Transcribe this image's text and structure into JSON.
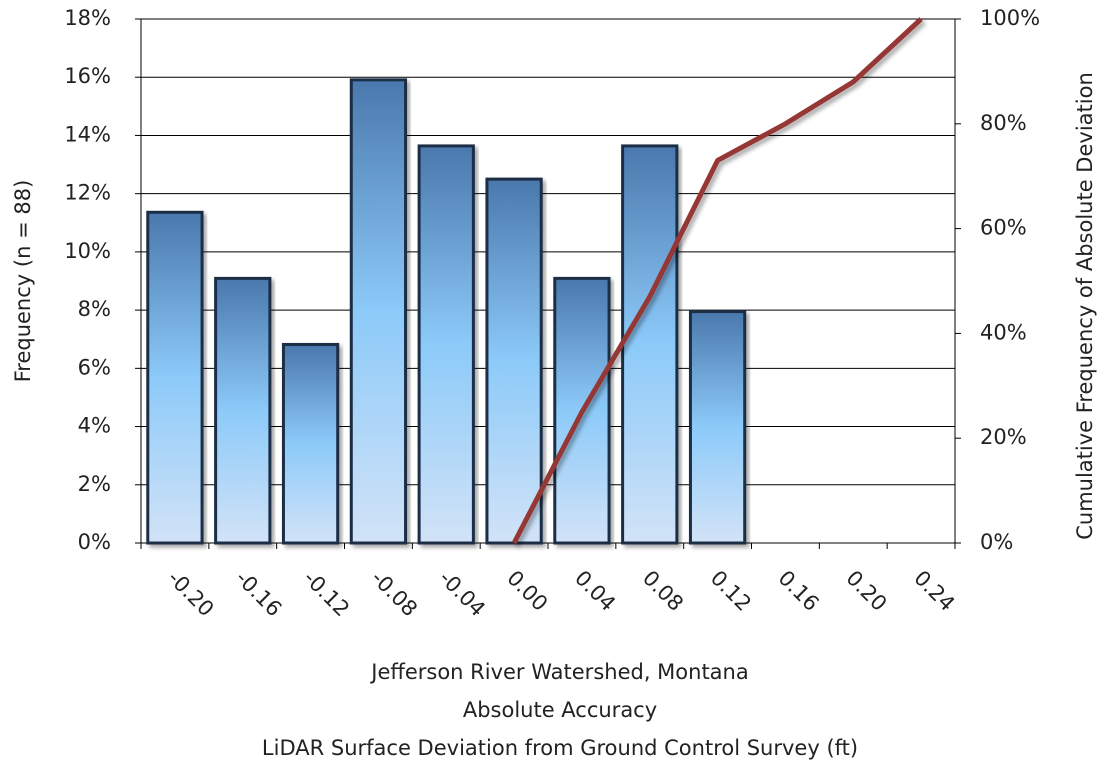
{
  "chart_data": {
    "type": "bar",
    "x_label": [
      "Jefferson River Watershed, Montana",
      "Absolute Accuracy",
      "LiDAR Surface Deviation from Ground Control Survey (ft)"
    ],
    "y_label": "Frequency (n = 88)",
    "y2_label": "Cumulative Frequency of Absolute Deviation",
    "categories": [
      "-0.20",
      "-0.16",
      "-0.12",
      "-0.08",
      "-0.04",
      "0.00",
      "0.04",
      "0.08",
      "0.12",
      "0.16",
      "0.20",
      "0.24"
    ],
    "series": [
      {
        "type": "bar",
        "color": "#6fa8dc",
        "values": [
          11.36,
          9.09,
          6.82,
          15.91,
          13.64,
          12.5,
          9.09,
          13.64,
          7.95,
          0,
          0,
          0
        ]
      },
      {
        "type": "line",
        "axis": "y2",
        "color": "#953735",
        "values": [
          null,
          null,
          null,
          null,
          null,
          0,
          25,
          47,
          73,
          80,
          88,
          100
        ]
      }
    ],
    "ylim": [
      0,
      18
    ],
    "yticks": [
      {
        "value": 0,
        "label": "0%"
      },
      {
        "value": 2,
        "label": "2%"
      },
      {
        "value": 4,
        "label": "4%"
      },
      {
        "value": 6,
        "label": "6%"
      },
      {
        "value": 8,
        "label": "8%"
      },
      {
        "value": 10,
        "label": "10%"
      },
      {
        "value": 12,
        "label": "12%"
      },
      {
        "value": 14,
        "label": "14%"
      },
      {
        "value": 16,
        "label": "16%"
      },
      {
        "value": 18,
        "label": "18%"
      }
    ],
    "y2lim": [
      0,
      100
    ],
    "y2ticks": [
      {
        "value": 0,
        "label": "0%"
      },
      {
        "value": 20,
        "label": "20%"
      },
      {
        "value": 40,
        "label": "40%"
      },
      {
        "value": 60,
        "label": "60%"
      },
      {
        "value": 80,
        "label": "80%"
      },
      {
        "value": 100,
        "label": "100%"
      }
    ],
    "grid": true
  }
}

= = = = = = =

Work to complete: Reproduce the listing exactly. Leave its pictures out.

Result for this exercise:
Transcribe this image's text and structure into JSON.
{
  "chart_data": {
    "type": "bar",
    "x_label": [
      "Jefferson River Watershed, Montana",
      "Absolute Accuracy",
      "LiDAR Surface Deviation from Ground Control Survey (ft)"
    ],
    "y_label": "Frequency (n = 88)",
    "y2_label": "Cumulative Frequency of Absolute Deviation",
    "categories": [
      "-0.20",
      "-0.16",
      "-0.12",
      "-0.08",
      "-0.04",
      "0.00",
      "0.04",
      "0.08",
      "0.12",
      "0.16",
      "0.20",
      "0.24"
    ],
    "series": [
      {
        "type": "bar",
        "color": "#6fa8dc",
        "values": [
          11.36,
          9.09,
          6.82,
          15.91,
          13.64,
          12.5,
          9.09,
          13.64,
          7.95,
          0,
          0,
          0
        ]
      },
      {
        "type": "line",
        "axis": "y2",
        "color": "#953735",
        "values": [
          null,
          null,
          null,
          null,
          null,
          0,
          25,
          47,
          73,
          80,
          88,
          100
        ]
      }
    ],
    "ylim": [
      0,
      18
    ],
    "yticks": [
      {
        "value": 0,
        "label": "0%"
      },
      {
        "value": 2,
        "label": "2%"
      },
      {
        "value": 4,
        "label": "4%"
      },
      {
        "value": 6,
        "label": "6%"
      },
      {
        "value": 8,
        "label": "8%"
      },
      {
        "value": 10,
        "label": "10%"
      },
      {
        "value": 12,
        "label": "12%"
      },
      {
        "value": 14,
        "label": "14%"
      },
      {
        "value": 16,
        "label": "16%"
      },
      {
        "value": 18,
        "label": "18%"
      }
    ],
    "y2lim": [
      0,
      100
    ],
    "y2ticks": [
      {
        "value": 0,
        "label": "0%"
      },
      {
        "value": 20,
        "label": "20%"
      },
      {
        "value": 40,
        "label": "40%"
      },
      {
        "value": 60,
        "label": "60%"
      },
      {
        "value": 80,
        "label": "80%"
      },
      {
        "value": 100,
        "label": "100%"
      }
    ],
    "grid": true
  }
}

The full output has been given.